──────── EXERCISE MATERIALS

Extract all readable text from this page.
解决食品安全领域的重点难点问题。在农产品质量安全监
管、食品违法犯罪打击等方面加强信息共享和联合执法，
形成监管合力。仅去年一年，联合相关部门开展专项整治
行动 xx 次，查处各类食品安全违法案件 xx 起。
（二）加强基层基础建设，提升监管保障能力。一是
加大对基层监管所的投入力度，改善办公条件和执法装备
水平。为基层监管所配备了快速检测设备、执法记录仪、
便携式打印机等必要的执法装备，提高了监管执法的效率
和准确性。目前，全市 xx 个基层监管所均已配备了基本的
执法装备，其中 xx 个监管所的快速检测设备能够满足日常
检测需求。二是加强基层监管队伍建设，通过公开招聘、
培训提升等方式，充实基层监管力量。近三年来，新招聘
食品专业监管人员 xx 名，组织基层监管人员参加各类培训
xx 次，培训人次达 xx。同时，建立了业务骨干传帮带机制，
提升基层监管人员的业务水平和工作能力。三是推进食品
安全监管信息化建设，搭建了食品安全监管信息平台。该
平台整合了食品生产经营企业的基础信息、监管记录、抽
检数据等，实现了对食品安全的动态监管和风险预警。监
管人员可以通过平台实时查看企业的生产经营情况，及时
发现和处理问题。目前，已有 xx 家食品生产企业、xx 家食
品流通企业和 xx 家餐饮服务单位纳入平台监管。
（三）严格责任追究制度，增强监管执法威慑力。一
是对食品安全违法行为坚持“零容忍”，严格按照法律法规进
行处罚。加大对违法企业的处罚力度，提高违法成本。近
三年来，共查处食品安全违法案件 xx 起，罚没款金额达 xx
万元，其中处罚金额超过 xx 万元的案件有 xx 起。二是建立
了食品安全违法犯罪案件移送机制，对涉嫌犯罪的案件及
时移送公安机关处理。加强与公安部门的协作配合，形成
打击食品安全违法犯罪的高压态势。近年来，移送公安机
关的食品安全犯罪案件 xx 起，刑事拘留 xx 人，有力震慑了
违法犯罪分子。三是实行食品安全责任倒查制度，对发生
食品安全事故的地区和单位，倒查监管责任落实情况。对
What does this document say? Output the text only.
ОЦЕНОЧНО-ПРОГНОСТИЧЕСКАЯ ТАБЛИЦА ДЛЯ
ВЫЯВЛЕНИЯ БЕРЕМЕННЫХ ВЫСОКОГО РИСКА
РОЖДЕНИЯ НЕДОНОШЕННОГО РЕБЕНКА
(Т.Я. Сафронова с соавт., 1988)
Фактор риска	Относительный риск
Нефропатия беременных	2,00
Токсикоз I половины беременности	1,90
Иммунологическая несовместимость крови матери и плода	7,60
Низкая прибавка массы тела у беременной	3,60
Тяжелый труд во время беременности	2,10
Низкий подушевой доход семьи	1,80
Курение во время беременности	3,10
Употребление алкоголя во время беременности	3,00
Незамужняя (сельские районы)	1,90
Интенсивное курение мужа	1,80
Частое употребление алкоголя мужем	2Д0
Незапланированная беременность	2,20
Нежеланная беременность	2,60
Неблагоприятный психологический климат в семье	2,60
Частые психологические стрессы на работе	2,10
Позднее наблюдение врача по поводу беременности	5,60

────────────────
──────── EXERCISE MATERIALS

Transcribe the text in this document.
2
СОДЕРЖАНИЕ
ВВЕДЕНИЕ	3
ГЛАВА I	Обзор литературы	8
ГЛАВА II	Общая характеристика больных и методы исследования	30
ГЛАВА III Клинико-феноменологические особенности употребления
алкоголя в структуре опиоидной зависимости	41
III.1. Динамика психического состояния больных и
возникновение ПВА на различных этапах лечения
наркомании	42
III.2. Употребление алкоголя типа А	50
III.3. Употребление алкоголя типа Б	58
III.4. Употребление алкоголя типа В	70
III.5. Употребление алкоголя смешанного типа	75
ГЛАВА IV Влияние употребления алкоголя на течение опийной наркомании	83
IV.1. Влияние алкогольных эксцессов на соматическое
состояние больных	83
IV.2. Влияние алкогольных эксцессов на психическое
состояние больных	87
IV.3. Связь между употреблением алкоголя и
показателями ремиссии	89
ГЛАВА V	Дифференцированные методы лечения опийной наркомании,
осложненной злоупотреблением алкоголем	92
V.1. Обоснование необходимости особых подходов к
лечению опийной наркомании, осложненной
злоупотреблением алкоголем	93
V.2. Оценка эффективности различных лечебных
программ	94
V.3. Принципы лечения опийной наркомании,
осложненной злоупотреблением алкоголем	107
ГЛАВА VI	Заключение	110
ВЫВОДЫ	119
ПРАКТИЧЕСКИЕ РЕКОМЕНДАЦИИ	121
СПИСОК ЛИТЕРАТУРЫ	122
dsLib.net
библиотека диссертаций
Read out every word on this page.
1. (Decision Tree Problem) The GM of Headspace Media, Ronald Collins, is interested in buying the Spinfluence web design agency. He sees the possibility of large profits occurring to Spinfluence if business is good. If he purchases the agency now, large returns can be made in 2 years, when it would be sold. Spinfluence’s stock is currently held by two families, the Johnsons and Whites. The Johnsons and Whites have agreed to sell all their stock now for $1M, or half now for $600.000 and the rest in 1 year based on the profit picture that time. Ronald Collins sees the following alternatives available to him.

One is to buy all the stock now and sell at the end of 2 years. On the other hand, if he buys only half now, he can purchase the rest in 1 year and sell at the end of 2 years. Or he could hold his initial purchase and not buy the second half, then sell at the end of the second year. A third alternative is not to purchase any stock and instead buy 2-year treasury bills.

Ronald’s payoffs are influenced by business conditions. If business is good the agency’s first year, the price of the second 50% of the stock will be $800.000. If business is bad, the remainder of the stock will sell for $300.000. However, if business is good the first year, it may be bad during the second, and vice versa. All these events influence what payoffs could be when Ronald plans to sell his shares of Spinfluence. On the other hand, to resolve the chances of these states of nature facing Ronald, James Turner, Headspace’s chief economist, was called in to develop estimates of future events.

────────────────
──────── EXERCISE MATERIALS

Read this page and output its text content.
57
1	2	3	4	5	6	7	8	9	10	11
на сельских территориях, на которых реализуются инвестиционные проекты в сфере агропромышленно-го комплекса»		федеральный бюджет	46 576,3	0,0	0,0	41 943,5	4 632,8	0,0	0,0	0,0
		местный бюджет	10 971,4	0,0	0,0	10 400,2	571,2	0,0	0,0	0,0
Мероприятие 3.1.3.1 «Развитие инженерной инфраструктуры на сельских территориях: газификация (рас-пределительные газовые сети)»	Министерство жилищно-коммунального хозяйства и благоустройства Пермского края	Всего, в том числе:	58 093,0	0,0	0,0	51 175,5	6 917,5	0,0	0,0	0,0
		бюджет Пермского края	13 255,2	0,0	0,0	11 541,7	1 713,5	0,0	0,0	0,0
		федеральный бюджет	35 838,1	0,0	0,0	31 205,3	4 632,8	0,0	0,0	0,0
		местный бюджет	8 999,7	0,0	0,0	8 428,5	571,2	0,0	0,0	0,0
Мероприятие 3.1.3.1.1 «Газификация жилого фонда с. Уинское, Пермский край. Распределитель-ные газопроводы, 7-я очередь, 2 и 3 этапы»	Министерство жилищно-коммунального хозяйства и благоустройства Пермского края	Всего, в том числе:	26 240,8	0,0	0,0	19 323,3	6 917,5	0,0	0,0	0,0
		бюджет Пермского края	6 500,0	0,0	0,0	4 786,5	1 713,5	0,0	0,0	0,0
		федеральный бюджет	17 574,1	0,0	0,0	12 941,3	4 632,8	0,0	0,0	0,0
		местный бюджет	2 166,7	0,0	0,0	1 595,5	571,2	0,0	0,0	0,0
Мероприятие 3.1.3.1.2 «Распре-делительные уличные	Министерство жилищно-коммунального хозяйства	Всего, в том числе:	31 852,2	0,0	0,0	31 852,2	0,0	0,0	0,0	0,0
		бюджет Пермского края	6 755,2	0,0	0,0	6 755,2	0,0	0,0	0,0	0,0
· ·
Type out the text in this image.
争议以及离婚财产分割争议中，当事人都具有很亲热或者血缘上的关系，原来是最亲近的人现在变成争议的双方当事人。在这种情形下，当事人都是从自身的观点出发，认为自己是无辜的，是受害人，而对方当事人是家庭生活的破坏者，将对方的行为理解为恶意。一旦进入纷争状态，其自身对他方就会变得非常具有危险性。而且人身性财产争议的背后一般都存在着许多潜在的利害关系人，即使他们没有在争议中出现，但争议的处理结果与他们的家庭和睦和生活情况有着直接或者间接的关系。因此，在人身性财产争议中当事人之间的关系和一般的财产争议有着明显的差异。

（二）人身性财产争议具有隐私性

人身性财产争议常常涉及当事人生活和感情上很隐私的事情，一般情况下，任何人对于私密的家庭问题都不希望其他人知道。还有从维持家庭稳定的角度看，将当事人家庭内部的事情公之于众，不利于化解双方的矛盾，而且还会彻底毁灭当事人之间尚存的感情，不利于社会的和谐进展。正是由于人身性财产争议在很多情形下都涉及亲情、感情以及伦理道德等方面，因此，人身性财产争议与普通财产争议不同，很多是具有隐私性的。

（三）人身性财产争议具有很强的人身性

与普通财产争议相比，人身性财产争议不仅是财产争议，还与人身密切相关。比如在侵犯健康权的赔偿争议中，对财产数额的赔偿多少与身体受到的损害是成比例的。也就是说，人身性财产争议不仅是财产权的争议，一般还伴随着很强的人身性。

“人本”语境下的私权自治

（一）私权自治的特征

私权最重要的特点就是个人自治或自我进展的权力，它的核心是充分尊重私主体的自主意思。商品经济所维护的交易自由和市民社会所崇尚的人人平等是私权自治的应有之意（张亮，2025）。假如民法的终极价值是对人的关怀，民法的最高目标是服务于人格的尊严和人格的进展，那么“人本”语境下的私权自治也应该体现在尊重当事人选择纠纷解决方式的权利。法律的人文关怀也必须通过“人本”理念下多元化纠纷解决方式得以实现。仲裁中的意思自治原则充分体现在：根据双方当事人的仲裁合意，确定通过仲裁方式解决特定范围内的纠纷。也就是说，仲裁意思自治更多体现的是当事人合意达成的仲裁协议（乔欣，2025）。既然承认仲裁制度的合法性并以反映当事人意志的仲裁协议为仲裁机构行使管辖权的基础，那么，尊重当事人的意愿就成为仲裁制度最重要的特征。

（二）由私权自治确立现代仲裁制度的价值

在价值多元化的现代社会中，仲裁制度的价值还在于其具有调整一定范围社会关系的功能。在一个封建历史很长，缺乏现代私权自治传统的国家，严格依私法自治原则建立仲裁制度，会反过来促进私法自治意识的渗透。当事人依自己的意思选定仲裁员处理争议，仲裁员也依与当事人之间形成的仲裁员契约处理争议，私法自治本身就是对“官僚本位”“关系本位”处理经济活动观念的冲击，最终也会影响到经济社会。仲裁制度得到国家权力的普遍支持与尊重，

────────────────

WHAT IS EXPECTED: For the entries above, count the lines that contain the string "лечения", and state that number without further comment.

THE RESPONSE: 3